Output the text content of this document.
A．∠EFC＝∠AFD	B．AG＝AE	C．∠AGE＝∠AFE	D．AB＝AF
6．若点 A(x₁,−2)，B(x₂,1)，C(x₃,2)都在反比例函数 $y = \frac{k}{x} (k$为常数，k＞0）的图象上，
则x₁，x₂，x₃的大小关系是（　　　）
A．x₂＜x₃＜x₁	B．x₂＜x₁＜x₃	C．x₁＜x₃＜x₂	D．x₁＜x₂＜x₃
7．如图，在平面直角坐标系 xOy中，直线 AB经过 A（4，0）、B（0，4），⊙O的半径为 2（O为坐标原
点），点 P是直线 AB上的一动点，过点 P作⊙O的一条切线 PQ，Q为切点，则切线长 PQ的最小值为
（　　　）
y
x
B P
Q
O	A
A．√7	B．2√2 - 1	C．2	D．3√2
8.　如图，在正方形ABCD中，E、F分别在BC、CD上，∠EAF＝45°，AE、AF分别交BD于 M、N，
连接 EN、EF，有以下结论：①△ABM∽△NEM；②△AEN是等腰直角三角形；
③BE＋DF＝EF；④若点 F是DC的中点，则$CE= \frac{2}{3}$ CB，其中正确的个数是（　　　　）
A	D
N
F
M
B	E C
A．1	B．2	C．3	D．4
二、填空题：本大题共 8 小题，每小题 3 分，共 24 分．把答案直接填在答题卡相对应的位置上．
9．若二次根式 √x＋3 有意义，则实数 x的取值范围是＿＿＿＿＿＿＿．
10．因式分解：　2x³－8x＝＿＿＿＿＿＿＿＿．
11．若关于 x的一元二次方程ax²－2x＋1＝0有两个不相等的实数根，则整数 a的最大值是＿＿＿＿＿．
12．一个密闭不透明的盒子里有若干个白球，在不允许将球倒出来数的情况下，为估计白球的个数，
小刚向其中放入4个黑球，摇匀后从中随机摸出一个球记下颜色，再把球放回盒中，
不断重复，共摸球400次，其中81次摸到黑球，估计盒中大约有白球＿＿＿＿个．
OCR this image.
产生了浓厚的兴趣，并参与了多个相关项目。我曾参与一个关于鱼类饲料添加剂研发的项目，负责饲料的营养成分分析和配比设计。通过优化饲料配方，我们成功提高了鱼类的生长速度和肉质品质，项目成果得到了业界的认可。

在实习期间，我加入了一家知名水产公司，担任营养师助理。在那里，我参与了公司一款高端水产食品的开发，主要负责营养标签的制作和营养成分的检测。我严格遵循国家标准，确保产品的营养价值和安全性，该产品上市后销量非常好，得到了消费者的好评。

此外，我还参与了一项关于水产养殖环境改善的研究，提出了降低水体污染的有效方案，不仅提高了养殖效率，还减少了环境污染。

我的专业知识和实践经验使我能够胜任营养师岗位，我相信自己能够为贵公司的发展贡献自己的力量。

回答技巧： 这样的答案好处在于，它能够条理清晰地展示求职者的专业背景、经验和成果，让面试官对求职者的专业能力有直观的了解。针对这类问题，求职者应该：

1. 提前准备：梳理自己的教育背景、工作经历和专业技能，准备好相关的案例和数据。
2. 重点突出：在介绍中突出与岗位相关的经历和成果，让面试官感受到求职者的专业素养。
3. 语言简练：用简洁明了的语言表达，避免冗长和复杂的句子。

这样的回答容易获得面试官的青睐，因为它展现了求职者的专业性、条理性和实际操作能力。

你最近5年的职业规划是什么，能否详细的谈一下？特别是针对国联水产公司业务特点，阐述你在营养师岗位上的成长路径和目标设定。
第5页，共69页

----------------

Your objective ::
Starting at the line that contains "OCR this image.", repeat each line exactly through the last one in the listing. Include both of those lines and nothing more.

Solution ::
OCR this image.
产生了浓厚的兴趣，并参与了多个相关项目。我曾参与一个关于鱼类饲料添加剂研发的项目，负责饲料的营养成分分析和配比设计。通过优化饲料配方，我们成功提高了鱼类的生长速度和肉质品质，项目成果得到了业界的认可。

在实习期间，我加入了一家知名水产公司，担任营养师助理。在那里，我参与了公司一款高端水产食品的开发，主要负责营养标签的制作和营养成分的检测。我严格遵循国家标准，确保产品的营养价值和安全性，该产品上市后销量非常好，得到了消费者的好评。

此外，我还参与了一项关于水产养殖环境改善的研究，提出了降低水体污染的有效方案，不仅提高了养殖效率，还减少了环境污染。

我的专业知识和实践经验使我能够胜任营养师岗位，我相信自己能够为贵公司的发展贡献自己的力量。

回答技巧： 这样的答案好处在于，它能够条理清晰地展示求职者的专业背景、经验和成果，让面试官对求职者的专业能力有直观的了解。针对这类问题，求职者应该：

1. 提前准备：梳理自己的教育背景、工作经历和专业技能，准备好相关的案例和数据。
2. 重点突出：在介绍中突出与岗位相关的经历和成果，让面试官感受到求职者的专业素养。
3. 语言简练：用简洁明了的语言表达，避免冗长和复杂的句子。

这样的回答容易获得面试官的青睐，因为它展现了求职者的专业性、条理性和实际操作能力。

你最近5年的职业规划是什么，能否详细的谈一下？特别是针对国联水产公司业务特点，阐述你在营养师岗位上的成长路径和目标设定。
第5页，共69页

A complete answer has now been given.